_Description of the task_
Reproduce the passage of the essay on voting below, starting with "So I vote. Though, I’m" and going on through "1988 and 1992.".

_Reading passage_
────────────────────
I’m as averse to politics as the next disenfranchised young person. But I also grew up in Lexington, Mass., where the first battle of the American Revolution took place and is re-enacted every year. I’ve consistently watched young Lexingtonians dress up as colonial militia and pretend to be massacred for my right to vote.

So I vote. Though, I’m embarrassed to say, almost solely in presidential elections. I just never want to cast an uninformed vote, and it takes every scintilla — every physical and spiritual calorie within my body — to weed through all the mudslinging and willy-nilly wheedling that politicians do, and perhaps need to do, to get elected. I require four years of political convalescence. That impetus just barely nudged me into the ballot booth for the first two presidential elections I was old enough to vote in: 1988 and 1992.

In 1996, however, I just wasn’t feeling the urgency. So three weeks before the presidential election, I picked up the phone, called President Clinton and Bob Dole, and asked them to answer 10 questions from young voters nationwide in the 1996 Online Presidential Youth Debate. Surprisingly, they agreed. Two generous and inspiring young political advocates, Farai Chideya and Deroy Murdock, offered to co-moderate the event. The candidates responded. I got my nudge and voted. I assumed this was the dawn of the new, politically active me.
────────────────────
_Items from a data source_
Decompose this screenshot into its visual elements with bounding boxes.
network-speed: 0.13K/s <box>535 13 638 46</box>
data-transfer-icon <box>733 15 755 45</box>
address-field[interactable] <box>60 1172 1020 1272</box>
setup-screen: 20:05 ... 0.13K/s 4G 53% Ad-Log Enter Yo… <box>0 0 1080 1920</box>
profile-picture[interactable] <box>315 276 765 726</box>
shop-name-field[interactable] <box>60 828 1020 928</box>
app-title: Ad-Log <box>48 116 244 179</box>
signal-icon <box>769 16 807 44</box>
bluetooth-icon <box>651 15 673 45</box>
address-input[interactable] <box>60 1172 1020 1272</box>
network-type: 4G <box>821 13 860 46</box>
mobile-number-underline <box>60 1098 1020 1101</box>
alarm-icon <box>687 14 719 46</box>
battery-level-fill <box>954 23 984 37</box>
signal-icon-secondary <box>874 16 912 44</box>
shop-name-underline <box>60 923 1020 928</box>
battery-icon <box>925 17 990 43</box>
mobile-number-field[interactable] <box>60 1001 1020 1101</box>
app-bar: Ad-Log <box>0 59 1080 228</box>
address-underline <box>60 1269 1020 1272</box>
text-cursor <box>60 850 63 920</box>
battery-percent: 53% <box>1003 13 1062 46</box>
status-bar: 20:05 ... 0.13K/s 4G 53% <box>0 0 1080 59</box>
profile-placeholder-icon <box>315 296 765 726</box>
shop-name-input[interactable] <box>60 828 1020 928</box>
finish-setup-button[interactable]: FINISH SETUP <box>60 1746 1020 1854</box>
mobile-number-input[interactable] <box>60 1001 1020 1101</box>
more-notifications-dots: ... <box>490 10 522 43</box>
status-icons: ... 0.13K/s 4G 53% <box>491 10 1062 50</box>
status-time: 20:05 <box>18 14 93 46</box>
────────────────────
_Expected answer_
So I vote. Though, I’m embarrassed to say, almost solely in presidential elections. I just never want to cast an uninformed vote, and it takes every scintilla — every physical and spiritual calorie within my body — to weed through all the mudslinging and willy-nilly wheedling that politicians do, and perhaps need to do, to get elected. I require four years of political convalescence. That impetus just barely nudged me into the ballot booth for the first two presidential elections I was old enough to vote in: 1988 and 1992.